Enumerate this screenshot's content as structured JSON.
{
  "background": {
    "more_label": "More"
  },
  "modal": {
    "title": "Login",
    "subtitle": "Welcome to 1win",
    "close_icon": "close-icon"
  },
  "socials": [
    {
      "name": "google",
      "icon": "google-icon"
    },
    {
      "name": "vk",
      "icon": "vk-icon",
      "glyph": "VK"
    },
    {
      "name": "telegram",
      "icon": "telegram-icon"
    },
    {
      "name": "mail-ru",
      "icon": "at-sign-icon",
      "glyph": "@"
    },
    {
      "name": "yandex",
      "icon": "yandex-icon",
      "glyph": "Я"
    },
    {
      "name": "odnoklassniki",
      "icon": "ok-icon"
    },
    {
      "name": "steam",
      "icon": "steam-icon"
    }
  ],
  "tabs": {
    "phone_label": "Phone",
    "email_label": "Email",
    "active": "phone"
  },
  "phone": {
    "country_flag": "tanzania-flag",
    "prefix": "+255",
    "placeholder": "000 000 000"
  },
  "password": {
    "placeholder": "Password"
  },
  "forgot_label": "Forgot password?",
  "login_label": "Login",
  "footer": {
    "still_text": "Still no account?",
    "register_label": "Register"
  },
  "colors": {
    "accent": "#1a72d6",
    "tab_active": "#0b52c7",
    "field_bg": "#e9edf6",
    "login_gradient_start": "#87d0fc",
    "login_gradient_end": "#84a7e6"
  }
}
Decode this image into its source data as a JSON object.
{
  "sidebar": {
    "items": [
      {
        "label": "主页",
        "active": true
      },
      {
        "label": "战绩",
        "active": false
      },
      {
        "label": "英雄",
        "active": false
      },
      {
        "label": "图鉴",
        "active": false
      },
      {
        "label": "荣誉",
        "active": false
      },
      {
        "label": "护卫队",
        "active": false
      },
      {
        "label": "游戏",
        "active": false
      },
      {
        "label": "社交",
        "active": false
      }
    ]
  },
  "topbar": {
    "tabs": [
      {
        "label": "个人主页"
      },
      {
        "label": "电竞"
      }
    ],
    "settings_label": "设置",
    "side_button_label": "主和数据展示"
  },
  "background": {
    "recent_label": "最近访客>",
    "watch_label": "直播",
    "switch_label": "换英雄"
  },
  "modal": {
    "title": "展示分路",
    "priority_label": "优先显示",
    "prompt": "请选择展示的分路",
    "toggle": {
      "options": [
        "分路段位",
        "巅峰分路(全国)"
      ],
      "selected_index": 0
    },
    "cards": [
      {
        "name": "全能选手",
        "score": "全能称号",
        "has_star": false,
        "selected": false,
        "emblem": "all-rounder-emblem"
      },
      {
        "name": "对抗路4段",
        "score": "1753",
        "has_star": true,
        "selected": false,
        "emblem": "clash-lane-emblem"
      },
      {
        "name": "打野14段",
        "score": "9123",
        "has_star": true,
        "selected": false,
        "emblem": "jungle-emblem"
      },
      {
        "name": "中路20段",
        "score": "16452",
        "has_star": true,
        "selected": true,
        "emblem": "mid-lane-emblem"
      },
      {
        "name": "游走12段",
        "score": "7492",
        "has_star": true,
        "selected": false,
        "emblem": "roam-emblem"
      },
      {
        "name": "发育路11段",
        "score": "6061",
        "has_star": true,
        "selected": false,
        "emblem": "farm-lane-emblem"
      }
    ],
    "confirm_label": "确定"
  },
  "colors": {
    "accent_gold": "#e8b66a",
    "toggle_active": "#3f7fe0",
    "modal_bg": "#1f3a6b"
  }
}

- - - - - - -

## STATED PROBLEM:
Return the entries above exactly, each one complete.

## EXPECTED ANSWER:
Enumerate this screenshot's content as structured JSON.
{
  "background": {
    "more_label": "More"
  },
  "modal": {
    "title": "Login",
    "subtitle": "Welcome to 1win",
    "close_icon": "close-icon"
  },
  "socials": [
    {
      "name": "google",
      "icon": "google-icon"
    },
    {
      "name": "vk",
      "icon": "vk-icon",
      "glyph": "VK"
    },
    {
      "name": "telegram",
      "icon": "telegram-icon"
    },
    {
      "name": "mail-ru",
      "icon": "at-sign-icon",
      "glyph": "@"
    },
    {
      "name": "yandex",
      "icon": "yandex-icon",
      "glyph": "Я"
    },
    {
      "name": "odnoklassniki",
      "icon": "ok-icon"
    },
    {
      "name": "steam",
      "icon": "steam-icon"
    }
  ],
  "tabs": {
    "phone_label": "Phone",
    "email_label": "Email",
    "active": "phone"
  },
  "phone": {
    "country_flag": "tanzania-flag",
    "prefix": "+255",
    "placeholder": "000 000 000"
  },
  "password": {
    "placeholder": "Password"
  },
  "forgot_label": "Forgot password?",
  "login_label": "Login",
  "footer": {
    "still_text": "Still no account?",
    "register_label": "Register"
  },
  "colors": {
    "accent": "#1a72d6",
    "tab_active": "#0b52c7",
    "field_bg": "#e9edf6",
    "login_gradient_start": "#87d0fc",
    "login_gradient_end": "#84a7e6"
  }
}
Decode this image into its source data as a JSON object.
{
  "sidebar": {
    "items": [
      {
        "label": "主页",
        "active": true
      },
      {
        "label": "战绩",
        "active": false
      },
      {
        "label": "英雄",
        "active": false
      },
      {
        "label": "图鉴",
        "active": false
      },
      {
        "label": "荣誉",
        "active": false
      },
      {
        "label": "护卫队",
        "active": false
      },
      {
        "label": "游戏",
        "active": false
      },
      {
        "label": "社交",
        "active": false
      }
    ]
  },
  "topbar": {
    "tabs": [
      {
        "label": "个人主页"
      },
      {
        "label": "电竞"
      }
    ],
    "settings_label": "设置",
    "side_button_label": "主和数据展示"
  },
  "background": {
    "recent_label": "最近访客>",
    "watch_label": "直播",
    "switch_label": "换英雄"
  },
  "modal": {
    "title": "展示分路",
    "priority_label": "优先显示",
    "prompt": "请选择展示的分路",
    "toggle": {
      "options": [
        "分路段位",
        "巅峰分路(全国)"
      ],
      "selected_index": 0
    },
    "cards": [
      {
        "name": "全能选手",
        "score": "全能称号",
        "has_star": false,
        "selected": false,
        "emblem": "all-rounder-emblem"
      },
      {
        "name": "对抗路4段",
        "score": "1753",
        "has_star": true,
        "selected": false,
        "emblem": "clash-lane-emblem"
      },
      {
        "name": "打野14段",
        "score": "9123",
        "has_star": true,
        "selected": false,
        "emblem": "jungle-emblem"
      },
      {
        "name": "中路20段",
        "score": "16452",
        "has_star": true,
        "selected": true,
        "emblem": "mid-lane-emblem"
      },
      {
        "name": "游走12段",
        "score": "7492",
        "has_star": true,
        "selected": false,
        "emblem": "roam-emblem"
      },
      {
        "name": "发育路11段",
        "score": "6061",
        "has_star": true,
        "selected": false,
        "emblem": "farm-lane-emblem"
      }
    ],
    "confirm_label": "确定"
  },
  "colors": {
    "accent_gold": "#e8b66a",
    "toggle_active": "#3f7fe0",
    "modal_bg": "#1f3a6b"
  }
}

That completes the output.